While the feminist media swooned over speakers like comedian Samantha Bee and politician Hillary Clinton at a recent conference, they paid little attention to others addressing the horrors committed against women abroad – or, more specifically, the plight of women enslaved by ISIS.
On Friday, Women for Women International founder Zainab Salbi interviewed two women on ISIS’ abuse of those who identify as Yazidi, a minority religion primarily located in northern Iraq. Both Shireen Ibrahim, a Yazidi once enslaved by ISIS, and Feryal Pirali, a Yazidi activist, spoke at the Women in the World Summit held in New York City.
In the middle of their discussion, Pirali revealed her inspiration to become an activist for her people: the cruelty her friend endured at the hand of ISIS.
“She was my friend, we were basically in high school together,” stressed Pirali, who hails from Sinjar, Iraq. But, unlike her friend, Pirali left Iraq in 2010.
Staying behind, the friend married and became pregnant with a baby girl. But things took a savage twist in 2014 when ISIS captured their hometown.
“When they were trying to run away,” Pirali said of the Yazidis, her friend “couldn’t run a lot” because “she was heavy, she was pregnant.”
To ensure they escaped ISIS, her friend urged her relatives to go ahead without her. “Just save yourself. Go,” the friend told her family.
“And she was going to walk slowly until she gets to where they are,” Pirali added. “But unfortunately, she didn’t make it.”
Because she lagged behind, ISIS found her and tortured her in unimaginable ways.
“And what they did to her, opened up her stomach,” Pirali gestured with her hands, from one side of her stomach to the other. “Like from here to here, they opened her up, and they got her baby girl out, they raped the baby, and they also raped her.”
While her baby perished, the friend survived.
“They thought she was dead,” Pirali said of ISIS. “They left her behind … but her family came back, saw her. Just like that. In that situation.”
Afterwards, in 2015, Pirali launched a Change.org petition calling on former President Barack Obama to aid the thousands of Yazidi women and children still held by ISIS.
The other interviewee, Shireen Ibrahim, recalled her own capture by ISIS in 2014, when the terrorist group overtook Sinjar.

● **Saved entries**
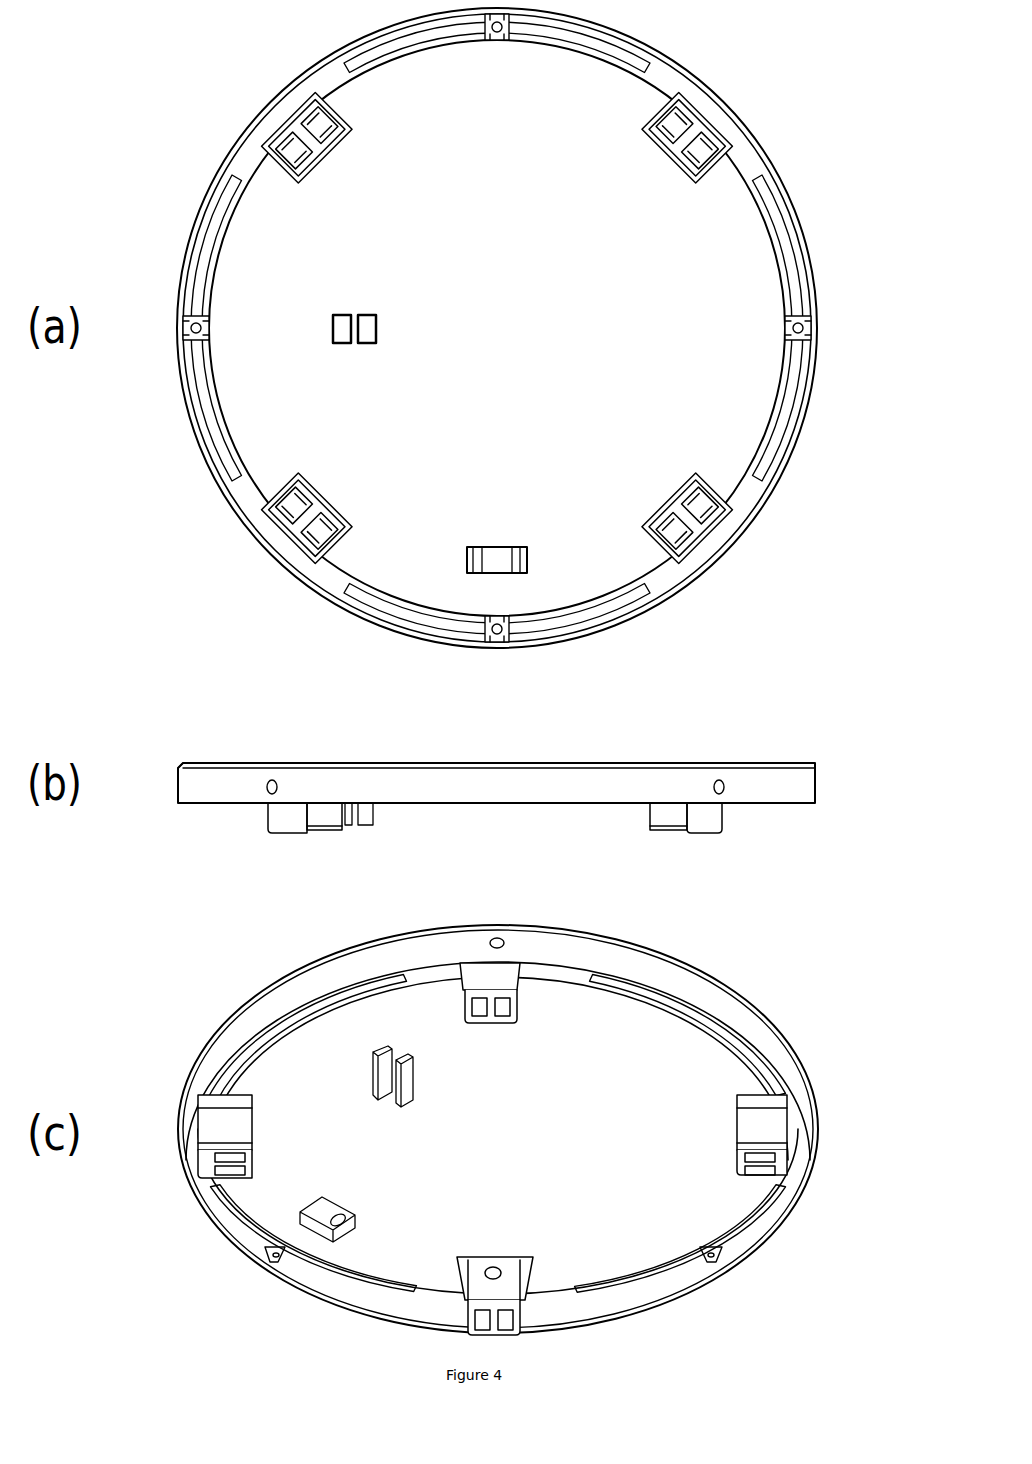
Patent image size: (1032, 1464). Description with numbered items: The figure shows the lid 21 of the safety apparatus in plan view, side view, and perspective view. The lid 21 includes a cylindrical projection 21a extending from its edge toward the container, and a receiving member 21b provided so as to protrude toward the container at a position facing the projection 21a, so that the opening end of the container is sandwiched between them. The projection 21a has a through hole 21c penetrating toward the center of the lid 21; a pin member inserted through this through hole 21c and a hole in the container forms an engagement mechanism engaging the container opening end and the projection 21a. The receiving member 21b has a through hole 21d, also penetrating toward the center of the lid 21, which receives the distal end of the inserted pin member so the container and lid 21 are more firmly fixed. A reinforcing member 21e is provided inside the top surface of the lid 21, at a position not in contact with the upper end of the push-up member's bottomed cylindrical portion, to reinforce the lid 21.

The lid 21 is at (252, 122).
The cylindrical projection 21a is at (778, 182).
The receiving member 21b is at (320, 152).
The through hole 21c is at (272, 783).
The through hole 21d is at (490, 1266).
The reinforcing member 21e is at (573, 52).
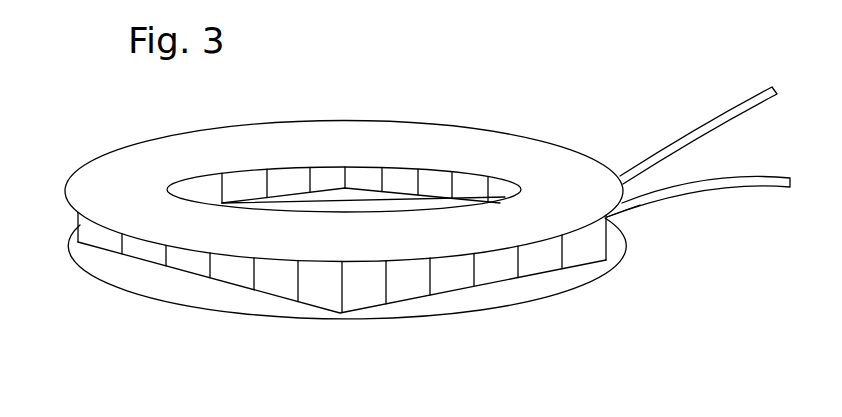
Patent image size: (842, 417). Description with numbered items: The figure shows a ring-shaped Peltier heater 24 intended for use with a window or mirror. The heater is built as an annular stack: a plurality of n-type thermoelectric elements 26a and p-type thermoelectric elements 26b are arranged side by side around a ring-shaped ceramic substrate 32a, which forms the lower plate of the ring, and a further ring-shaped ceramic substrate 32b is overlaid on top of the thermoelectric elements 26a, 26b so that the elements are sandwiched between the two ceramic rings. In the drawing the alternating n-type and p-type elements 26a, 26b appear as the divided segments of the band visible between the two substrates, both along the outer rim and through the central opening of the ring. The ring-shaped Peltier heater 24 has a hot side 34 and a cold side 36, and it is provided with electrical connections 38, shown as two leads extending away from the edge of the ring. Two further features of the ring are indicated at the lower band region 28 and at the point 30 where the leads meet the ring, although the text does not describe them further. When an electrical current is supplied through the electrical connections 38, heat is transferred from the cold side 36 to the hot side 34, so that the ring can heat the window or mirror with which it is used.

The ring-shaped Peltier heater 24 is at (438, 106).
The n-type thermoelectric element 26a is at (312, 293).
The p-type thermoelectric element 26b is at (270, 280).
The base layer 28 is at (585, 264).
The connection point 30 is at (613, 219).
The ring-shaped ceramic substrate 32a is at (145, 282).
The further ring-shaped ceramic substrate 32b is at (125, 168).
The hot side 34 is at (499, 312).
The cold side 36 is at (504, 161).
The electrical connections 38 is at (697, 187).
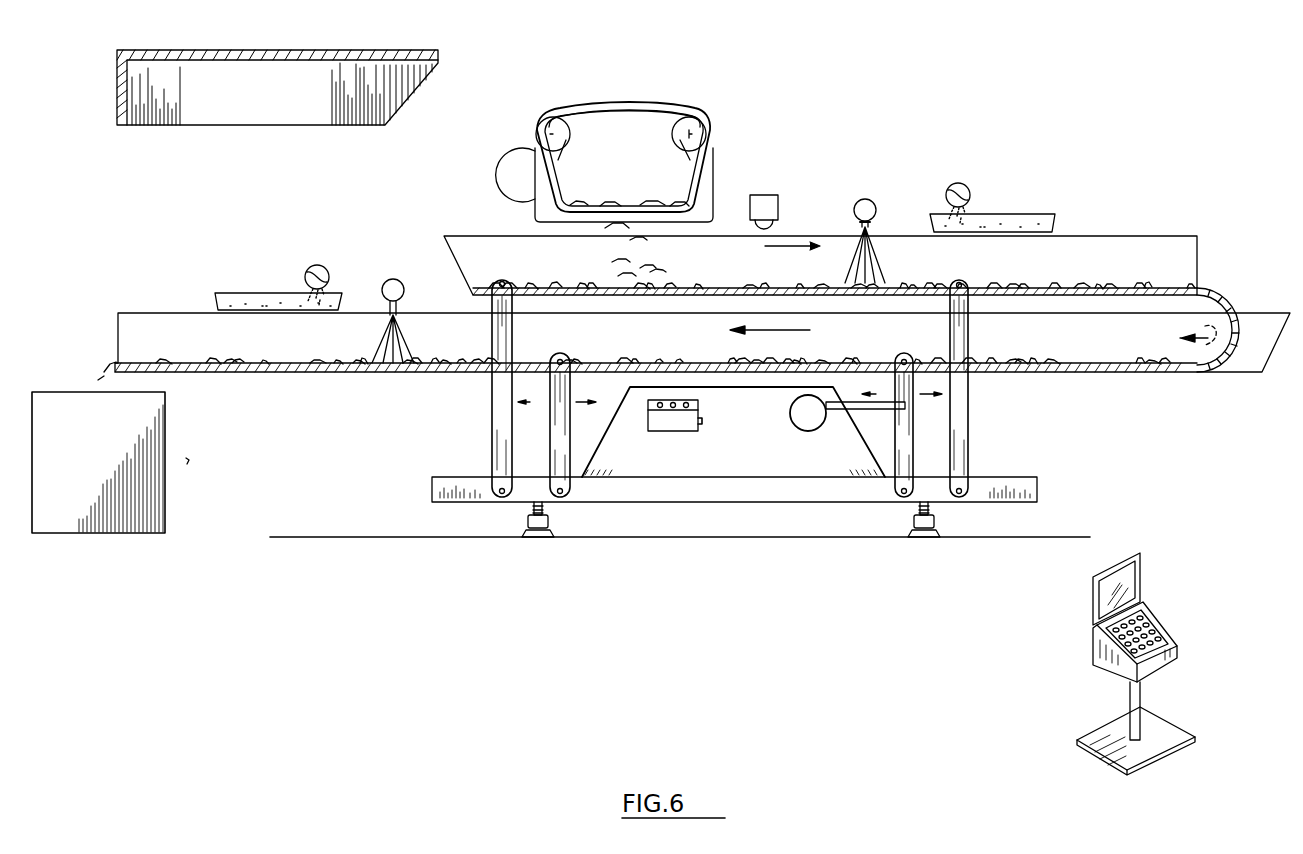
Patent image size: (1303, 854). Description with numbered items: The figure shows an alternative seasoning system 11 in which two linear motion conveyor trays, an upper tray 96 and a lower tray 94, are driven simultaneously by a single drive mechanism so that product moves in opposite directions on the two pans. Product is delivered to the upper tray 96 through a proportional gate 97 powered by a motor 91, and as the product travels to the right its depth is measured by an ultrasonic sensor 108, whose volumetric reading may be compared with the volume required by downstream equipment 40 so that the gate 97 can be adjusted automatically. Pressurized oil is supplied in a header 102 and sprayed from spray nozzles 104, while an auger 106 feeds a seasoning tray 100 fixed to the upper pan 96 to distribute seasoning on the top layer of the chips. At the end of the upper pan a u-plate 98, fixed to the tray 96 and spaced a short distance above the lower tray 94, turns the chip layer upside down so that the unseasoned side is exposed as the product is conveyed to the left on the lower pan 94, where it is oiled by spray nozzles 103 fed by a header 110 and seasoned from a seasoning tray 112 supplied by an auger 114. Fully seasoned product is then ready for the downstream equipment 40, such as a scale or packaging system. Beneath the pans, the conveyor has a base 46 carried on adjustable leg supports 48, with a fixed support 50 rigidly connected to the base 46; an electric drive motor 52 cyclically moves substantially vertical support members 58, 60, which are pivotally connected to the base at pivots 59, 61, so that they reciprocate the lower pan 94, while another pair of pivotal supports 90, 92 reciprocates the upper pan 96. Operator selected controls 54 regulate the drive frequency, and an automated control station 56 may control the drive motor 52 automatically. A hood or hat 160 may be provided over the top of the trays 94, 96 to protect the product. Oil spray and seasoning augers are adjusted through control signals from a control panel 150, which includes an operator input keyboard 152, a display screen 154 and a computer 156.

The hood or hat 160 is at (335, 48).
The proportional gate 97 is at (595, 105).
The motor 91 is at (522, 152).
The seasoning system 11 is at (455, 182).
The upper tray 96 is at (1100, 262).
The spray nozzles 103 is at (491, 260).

● **Instructions**
1. In the article about Yazidi women at the Women in the World Summit, what year did Feryal Pirali leave Iraq?
2. Carry on the article about Yazidi women at the Women in the World Summit from its final sentence.
The records stand apart from the article and are unrelated to it.

● **Final answers**
1. 2010

2.
Ibrahim pretended she was married to her cousin, with her nephew as their child, in order to escape slavery and rape by ISIS. But they didn’t believe her, and, after three months, the terrorist group transported her to Syria.
“That’s when they wrapped her with a blanket, and they were shooting guns around her, and telling her that ‘we’re going to kill you,’” Pirali said, acting as Ibrahim’s translator.
While they didn’t kill or rape her, they electrocuted her after she tried to escape. “They did everything to me – every bad thing you can think of to me because I ran away,” she remembered.
During her captivity, she was sold five times until one man, a doctor, freed her. “I don’t know” why, she said. Her price, she added, was one dollar.
But, even though she is now free, Ibrahim doesn’t plan to return to Sinjar, where she would have to “relive everything.”
“[I]t’s hard for us,” she said of herself and other girls who have escaped from ISIS captivity. “Every minute is a year. Every year is basically a minute.”
She ended with a message for ISIS: “We are Yazidis and we’re going to be Yazidis, we’re not going to change our religion, no matter what.” Then, tearing up, she also plead with her audience.
“My message to the people sitting and to the world is to save our people that in [sic] ISIS captivity,” she said.
The moderator, Salbi, wrapped up the interview with faith in the future. “May God bless you, thank you for your courage,” she told Ibrahim. “And may these tears change to a triumph of hope one day.”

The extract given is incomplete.